### INPUT

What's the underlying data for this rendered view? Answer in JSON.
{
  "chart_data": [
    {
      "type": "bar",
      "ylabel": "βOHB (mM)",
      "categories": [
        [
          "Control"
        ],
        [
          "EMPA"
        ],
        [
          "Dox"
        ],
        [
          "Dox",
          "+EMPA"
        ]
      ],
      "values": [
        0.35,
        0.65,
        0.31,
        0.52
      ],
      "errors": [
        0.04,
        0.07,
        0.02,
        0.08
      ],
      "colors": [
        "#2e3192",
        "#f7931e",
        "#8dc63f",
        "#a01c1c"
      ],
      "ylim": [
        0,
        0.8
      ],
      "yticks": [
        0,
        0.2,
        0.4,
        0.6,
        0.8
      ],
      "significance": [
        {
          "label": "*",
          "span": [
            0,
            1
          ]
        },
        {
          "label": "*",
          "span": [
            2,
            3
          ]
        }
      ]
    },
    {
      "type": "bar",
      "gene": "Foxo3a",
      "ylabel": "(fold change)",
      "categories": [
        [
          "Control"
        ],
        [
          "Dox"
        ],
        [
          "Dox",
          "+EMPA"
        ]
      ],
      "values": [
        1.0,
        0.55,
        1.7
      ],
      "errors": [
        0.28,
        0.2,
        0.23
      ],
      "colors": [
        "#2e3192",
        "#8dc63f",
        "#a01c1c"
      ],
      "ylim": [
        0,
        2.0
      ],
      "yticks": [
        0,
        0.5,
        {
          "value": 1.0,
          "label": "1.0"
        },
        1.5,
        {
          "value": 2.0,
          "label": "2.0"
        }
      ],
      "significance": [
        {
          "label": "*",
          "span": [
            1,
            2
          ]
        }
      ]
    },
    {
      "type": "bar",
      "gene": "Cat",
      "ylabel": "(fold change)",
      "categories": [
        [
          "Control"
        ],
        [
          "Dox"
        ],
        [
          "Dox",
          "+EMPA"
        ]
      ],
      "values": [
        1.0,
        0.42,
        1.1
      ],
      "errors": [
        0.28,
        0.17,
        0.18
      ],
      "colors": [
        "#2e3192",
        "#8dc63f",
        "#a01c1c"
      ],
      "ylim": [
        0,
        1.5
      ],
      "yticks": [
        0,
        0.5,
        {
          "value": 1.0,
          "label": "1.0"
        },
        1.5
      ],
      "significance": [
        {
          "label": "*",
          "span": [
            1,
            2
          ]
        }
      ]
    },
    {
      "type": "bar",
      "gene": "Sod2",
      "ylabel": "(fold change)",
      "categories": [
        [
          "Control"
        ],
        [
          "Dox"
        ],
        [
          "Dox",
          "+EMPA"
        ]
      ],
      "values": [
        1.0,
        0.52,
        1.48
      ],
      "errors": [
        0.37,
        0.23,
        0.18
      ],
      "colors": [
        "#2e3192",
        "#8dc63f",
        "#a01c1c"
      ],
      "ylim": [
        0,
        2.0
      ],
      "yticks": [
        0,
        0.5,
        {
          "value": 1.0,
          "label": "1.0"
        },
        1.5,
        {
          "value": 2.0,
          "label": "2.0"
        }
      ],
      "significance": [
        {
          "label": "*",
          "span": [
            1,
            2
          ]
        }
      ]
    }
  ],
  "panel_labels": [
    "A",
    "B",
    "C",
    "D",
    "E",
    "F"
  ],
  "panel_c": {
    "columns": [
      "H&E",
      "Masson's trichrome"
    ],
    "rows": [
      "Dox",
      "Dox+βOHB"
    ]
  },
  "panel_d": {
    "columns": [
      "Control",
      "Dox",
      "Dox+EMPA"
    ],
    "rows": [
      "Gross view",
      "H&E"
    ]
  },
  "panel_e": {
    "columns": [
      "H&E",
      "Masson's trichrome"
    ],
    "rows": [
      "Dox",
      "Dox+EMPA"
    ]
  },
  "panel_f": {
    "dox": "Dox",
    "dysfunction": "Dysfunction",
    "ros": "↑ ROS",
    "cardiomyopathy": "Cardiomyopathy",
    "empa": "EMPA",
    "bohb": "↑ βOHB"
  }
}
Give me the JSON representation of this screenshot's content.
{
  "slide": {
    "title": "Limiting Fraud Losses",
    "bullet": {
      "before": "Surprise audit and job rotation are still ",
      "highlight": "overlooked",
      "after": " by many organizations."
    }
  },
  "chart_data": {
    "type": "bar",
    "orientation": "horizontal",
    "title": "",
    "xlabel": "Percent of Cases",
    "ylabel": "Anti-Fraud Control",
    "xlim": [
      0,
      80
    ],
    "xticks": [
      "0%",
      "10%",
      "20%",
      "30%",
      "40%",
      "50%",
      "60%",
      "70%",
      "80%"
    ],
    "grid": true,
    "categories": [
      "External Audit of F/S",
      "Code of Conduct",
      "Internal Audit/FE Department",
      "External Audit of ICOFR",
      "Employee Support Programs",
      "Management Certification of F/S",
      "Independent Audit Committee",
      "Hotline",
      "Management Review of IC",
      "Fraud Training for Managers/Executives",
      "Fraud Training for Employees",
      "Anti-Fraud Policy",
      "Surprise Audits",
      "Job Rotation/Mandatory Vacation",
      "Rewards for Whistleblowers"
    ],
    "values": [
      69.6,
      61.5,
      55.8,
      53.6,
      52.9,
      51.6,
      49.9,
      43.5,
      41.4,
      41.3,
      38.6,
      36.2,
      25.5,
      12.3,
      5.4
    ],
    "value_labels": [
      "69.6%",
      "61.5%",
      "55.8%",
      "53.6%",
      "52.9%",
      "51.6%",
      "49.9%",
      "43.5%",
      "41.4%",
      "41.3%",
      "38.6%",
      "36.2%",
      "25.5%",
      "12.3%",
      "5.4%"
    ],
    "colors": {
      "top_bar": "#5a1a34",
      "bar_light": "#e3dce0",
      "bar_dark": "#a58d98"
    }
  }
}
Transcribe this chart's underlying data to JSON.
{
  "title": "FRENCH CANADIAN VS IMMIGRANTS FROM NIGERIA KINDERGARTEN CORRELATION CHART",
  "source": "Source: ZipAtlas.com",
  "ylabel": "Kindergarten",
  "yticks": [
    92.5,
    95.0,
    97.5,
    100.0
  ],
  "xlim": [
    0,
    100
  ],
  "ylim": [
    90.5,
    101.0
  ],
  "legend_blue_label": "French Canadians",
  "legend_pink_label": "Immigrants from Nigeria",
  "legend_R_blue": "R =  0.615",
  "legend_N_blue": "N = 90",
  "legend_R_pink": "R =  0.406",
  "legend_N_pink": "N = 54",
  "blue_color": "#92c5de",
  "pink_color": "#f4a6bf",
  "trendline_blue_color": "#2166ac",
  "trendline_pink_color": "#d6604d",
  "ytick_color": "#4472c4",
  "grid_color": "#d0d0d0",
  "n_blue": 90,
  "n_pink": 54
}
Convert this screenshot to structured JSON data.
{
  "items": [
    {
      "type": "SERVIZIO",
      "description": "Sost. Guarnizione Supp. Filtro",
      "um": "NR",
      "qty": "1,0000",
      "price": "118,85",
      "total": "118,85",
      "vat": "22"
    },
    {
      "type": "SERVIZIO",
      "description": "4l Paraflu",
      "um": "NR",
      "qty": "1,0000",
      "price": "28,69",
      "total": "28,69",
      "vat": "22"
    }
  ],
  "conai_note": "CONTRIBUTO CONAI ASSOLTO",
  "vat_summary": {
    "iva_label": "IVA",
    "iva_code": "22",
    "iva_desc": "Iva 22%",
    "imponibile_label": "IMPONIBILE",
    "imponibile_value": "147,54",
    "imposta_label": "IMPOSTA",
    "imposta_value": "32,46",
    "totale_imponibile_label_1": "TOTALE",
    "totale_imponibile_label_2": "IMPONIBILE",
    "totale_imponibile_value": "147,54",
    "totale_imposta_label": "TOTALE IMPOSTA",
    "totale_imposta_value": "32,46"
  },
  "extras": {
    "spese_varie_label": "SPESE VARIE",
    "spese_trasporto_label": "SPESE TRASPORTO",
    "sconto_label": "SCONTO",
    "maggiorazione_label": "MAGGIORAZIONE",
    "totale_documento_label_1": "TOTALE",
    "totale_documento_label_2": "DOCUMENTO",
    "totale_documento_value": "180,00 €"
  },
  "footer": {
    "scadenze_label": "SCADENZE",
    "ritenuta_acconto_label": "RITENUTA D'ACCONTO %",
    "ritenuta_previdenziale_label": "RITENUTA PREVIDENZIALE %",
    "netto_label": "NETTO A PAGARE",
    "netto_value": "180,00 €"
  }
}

### EXERCISE OBJECTIVE
Read through the entries and copy each line in which "RITENUTA" appears.

### OUTPUT BELOW
    "ritenuta_acconto_label": "RITENUTA D'ACCONTO %",
    "ritenuta_previdenziale_label": "RITENUTA PREVIDENZIALE %",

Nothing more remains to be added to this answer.